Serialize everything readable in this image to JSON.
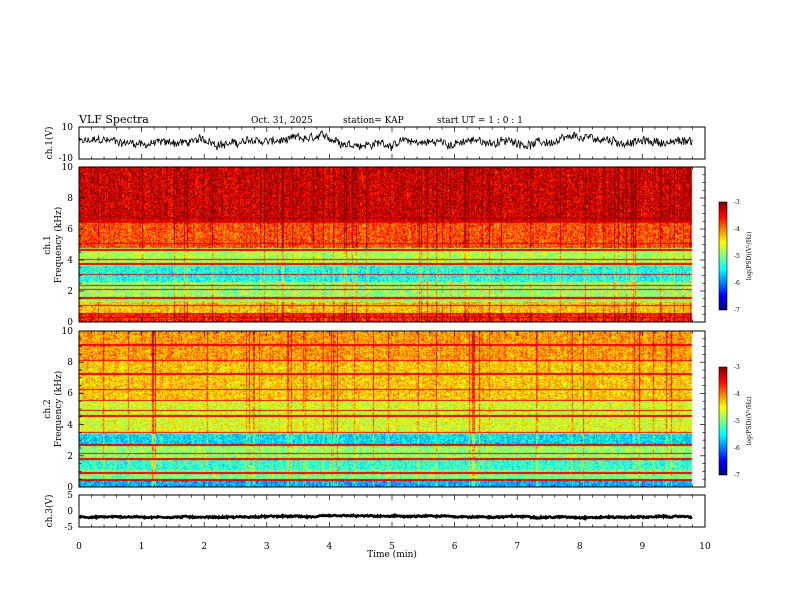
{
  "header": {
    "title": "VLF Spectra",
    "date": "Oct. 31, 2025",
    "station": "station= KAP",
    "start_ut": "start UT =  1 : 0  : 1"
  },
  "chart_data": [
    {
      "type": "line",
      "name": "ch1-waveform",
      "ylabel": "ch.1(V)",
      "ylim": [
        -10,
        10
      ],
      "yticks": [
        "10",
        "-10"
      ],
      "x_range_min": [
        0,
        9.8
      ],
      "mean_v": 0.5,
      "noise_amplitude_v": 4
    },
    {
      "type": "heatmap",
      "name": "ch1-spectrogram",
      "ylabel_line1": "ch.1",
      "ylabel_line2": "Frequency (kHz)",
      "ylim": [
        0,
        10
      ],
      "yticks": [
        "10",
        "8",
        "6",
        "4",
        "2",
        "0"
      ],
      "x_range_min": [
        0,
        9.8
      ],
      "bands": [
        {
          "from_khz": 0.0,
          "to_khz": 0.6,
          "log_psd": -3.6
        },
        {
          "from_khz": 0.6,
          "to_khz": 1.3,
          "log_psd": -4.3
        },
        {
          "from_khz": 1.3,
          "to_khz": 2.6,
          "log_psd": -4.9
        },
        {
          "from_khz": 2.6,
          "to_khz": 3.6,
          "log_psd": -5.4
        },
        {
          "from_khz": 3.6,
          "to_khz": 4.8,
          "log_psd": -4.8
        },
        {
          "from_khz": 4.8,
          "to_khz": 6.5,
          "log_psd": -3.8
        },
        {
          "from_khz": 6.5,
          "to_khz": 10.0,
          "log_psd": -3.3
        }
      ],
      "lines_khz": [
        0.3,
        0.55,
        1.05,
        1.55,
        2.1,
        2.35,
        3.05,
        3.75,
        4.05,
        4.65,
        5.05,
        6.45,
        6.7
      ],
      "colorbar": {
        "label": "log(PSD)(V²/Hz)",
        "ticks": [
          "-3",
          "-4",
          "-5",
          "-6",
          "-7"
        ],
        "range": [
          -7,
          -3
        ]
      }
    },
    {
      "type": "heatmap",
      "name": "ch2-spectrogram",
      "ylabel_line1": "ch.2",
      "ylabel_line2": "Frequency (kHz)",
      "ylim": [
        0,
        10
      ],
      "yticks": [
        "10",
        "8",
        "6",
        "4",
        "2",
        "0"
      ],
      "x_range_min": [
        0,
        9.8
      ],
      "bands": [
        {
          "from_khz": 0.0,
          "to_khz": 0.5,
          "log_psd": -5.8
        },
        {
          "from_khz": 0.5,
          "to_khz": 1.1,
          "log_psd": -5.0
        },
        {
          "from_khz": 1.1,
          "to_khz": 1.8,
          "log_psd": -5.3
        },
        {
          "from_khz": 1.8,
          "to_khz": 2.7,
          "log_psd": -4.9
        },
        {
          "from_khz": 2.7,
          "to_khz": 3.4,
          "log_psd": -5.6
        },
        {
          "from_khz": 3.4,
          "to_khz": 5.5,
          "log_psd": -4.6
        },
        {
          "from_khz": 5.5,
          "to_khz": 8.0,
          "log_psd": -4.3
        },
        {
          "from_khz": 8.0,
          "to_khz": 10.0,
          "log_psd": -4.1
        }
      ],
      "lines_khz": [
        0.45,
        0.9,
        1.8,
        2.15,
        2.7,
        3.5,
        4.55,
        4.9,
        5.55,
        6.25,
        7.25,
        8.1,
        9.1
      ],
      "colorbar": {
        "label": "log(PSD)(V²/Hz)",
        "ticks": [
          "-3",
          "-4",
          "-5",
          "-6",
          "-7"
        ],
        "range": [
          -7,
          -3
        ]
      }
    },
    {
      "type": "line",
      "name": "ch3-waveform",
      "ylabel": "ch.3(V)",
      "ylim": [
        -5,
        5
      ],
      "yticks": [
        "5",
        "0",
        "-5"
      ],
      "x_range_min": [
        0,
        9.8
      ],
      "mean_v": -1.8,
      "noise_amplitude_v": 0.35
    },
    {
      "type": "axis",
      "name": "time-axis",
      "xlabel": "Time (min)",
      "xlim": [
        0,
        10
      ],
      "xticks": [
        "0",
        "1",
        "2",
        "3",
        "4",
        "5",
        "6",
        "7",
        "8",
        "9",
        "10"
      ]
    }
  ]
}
#####
Task to carry out: Go through the listing above and write it all out exactly, leaving out any picture.

Finished answer:
Serialize everything readable in this image to JSON.
{
  "header": {
    "title": "VLF Spectra",
    "date": "Oct. 31, 2025",
    "station": "station= KAP",
    "start_ut": "start UT =  1 : 0  : 1"
  },
  "chart_data": [
    {
      "type": "line",
      "name": "ch1-waveform",
      "ylabel": "ch.1(V)",
      "ylim": [
        -10,
        10
      ],
      "yticks": [
        "10",
        "-10"
      ],
      "x_range_min": [
        0,
        9.8
      ],
      "mean_v": 0.5,
      "noise_amplitude_v": 4
    },
    {
      "type": "heatmap",
      "name": "ch1-spectrogram",
      "ylabel_line1": "ch.1",
      "ylabel_line2": "Frequency (kHz)",
      "ylim": [
        0,
        10
      ],
      "yticks": [
        "10",
        "8",
        "6",
        "4",
        "2",
        "0"
      ],
      "x_range_min": [
        0,
        9.8
      ],
      "bands": [
        {
          "from_khz": 0.0,
          "to_khz": 0.6,
          "log_psd": -3.6
        },
        {
          "from_khz": 0.6,
          "to_khz": 1.3,
          "log_psd": -4.3
        },
        {
          "from_khz": 1.3,
          "to_khz": 2.6,
          "log_psd": -4.9
        },
        {
          "from_khz": 2.6,
          "to_khz": 3.6,
          "log_psd": -5.4
        },
        {
          "from_khz": 3.6,
          "to_khz": 4.8,
          "log_psd": -4.8
        },
        {
          "from_khz": 4.8,
          "to_khz": 6.5,
          "log_psd": -3.8
        },
        {
          "from_khz": 6.5,
          "to_khz": 10.0,
          "log_psd": -3.3
        }
      ],
      "lines_khz": [
        0.3,
        0.55,
        1.05,
        1.55,
        2.1,
        2.35,
        3.05,
        3.75,
        4.05,
        4.65,
        5.05,
        6.45,
        6.7
      ],
      "colorbar": {
        "label": "log(PSD)(V²/Hz)",
        "ticks": [
          "-3",
          "-4",
          "-5",
          "-6",
          "-7"
        ],
        "range": [
          -7,
          -3
        ]
      }
    },
    {
      "type": "heatmap",
      "name": "ch2-spectrogram",
      "ylabel_line1": "ch.2",
      "ylabel_line2": "Frequency (kHz)",
      "ylim": [
        0,
        10
      ],
      "yticks": [
        "10",
        "8",
        "6",
        "4",
        "2",
        "0"
      ],
      "x_range_min": [
        0,
        9.8
      ],
      "bands": [
        {
          "from_khz": 0.0,
          "to_khz": 0.5,
          "log_psd": -5.8
        },
        {
          "from_khz": 0.5,
          "to_khz": 1.1,
          "log_psd": -5.0
        },
        {
          "from_khz": 1.1,
          "to_khz": 1.8,
          "log_psd": -5.3
        },
        {
          "from_khz": 1.8,
          "to_khz": 2.7,
          "log_psd": -4.9
        },
        {
          "from_khz": 2.7,
          "to_khz": 3.4,
          "log_psd": -5.6
        },
        {
          "from_khz": 3.4,
          "to_khz": 5.5,
          "log_psd": -4.6
        },
        {
          "from_khz": 5.5,
          "to_khz": 8.0,
          "log_psd": -4.3
        },
        {
          "from_khz": 8.0,
          "to_khz": 10.0,
          "log_psd": -4.1
        }
      ],
      "lines_khz": [
        0.45,
        0.9,
        1.8,
        2.15,
        2.7,
        3.5,
        4.55,
        4.9,
        5.55,
        6.25,
        7.25,
        8.1,
        9.1
      ],
      "colorbar": {
        "label": "log(PSD)(V²/Hz)",
        "ticks": [
          "-3",
          "-4",
          "-5",
          "-6",
          "-7"
        ],
        "range": [
          -7,
          -3
        ]
      }
    },
    {
      "type": "line",
      "name": "ch3-waveform",
      "ylabel": "ch.3(V)",
      "ylim": [
        -5,
        5
      ],
      "yticks": [
        "5",
        "0",
        "-5"
      ],
      "x_range_min": [
        0,
        9.8
      ],
      "mean_v": -1.8,
      "noise_amplitude_v": 0.35
    },
    {
      "type": "axis",
      "name": "time-axis",
      "xlabel": "Time (min)",
      "xlim": [
        0,
        10
      ],
      "xticks": [
        "0",
        "1",
        "2",
        "3",
        "4",
        "5",
        "6",
        "7",
        "8",
        "9",
        "10"
      ]
    }
  ]
}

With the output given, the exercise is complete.